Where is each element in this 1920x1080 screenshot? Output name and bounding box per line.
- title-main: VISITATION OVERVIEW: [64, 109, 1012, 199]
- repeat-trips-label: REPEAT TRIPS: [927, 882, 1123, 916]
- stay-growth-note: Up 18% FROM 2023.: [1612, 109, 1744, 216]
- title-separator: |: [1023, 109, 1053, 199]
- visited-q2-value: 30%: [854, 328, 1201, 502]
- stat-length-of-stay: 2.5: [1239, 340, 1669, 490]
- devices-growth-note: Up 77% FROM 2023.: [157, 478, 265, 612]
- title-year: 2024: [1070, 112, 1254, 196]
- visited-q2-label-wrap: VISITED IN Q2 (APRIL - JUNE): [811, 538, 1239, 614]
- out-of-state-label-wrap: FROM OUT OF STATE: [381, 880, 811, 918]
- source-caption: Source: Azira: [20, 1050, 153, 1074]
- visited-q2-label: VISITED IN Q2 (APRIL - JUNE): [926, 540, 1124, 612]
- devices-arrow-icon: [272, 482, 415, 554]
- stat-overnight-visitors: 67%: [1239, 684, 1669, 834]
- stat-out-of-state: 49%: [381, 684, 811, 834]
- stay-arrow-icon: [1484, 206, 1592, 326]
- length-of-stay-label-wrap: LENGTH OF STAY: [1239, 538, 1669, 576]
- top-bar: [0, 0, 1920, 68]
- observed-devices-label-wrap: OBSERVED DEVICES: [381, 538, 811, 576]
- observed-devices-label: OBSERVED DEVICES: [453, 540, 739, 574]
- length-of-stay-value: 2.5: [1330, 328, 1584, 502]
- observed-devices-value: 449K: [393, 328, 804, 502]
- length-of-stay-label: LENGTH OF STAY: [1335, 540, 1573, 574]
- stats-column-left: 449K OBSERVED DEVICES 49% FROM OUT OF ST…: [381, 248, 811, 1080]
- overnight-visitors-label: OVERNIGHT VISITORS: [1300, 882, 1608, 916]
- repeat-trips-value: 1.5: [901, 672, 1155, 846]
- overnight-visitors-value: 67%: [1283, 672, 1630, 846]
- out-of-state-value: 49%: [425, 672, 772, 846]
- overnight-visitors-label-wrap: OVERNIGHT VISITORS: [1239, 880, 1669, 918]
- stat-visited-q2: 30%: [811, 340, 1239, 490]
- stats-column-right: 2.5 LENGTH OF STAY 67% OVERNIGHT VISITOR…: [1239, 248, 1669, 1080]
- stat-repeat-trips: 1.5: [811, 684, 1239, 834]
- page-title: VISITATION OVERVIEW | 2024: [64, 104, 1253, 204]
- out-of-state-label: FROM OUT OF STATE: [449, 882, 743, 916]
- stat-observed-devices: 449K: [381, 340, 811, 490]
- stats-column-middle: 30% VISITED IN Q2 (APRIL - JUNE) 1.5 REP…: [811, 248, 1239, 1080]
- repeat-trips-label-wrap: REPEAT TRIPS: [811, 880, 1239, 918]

> **Set problem**: Reproduce the items word for word, from the first line through the line containing "- overnight-visitors-label: OVERNIGHT", including both ends.

> **Solved exercise**:
Where is each element in this 1920x1080 screenshot? Output name and bounding box per line.
- title-main: VISITATION OVERVIEW: [64, 109, 1012, 199]
- repeat-trips-label: REPEAT TRIPS: [927, 882, 1123, 916]
- stay-growth-note: Up 18% FROM 2023.: [1612, 109, 1744, 216]
- title-separator: |: [1023, 109, 1053, 199]
- visited-q2-value: 30%: [854, 328, 1201, 502]
- stat-length-of-stay: 2.5: [1239, 340, 1669, 490]
- devices-growth-note: Up 77% FROM 2023.: [157, 478, 265, 612]
- title-year: 2024: [1070, 112, 1254, 196]
- visited-q2-label-wrap: VISITED IN Q2 (APRIL - JUNE): [811, 538, 1239, 614]
- out-of-state-label-wrap: FROM OUT OF STATE: [381, 880, 811, 918]
- source-caption: Source: Azira: [20, 1050, 153, 1074]
- visited-q2-label: VISITED IN Q2 (APRIL - JUNE): [926, 540, 1124, 612]
- devices-arrow-icon: [272, 482, 415, 554]
- stat-overnight-visitors: 67%: [1239, 684, 1669, 834]
- stat-out-of-state: 49%: [381, 684, 811, 834]
- stay-arrow-icon: [1484, 206, 1592, 326]
- length-of-stay-label-wrap: LENGTH OF STAY: [1239, 538, 1669, 576]
- top-bar: [0, 0, 1920, 68]
- observed-devices-label-wrap: OBSERVED DEVICES: [381, 538, 811, 576]
- observed-devices-label: OBSERVED DEVICES: [453, 540, 739, 574]
- length-of-stay-value: 2.5: [1330, 328, 1584, 502]
- observed-devices-value: 449K: [393, 328, 804, 502]
- length-of-stay-label: LENGTH OF STAY: [1335, 540, 1573, 574]
- stats-column-left: 449K OBSERVED DEVICES 49% FROM OUT OF ST…: [381, 248, 811, 1080]
- overnight-visitors-label: OVERNIGHT VISITORS: [1300, 882, 1608, 916]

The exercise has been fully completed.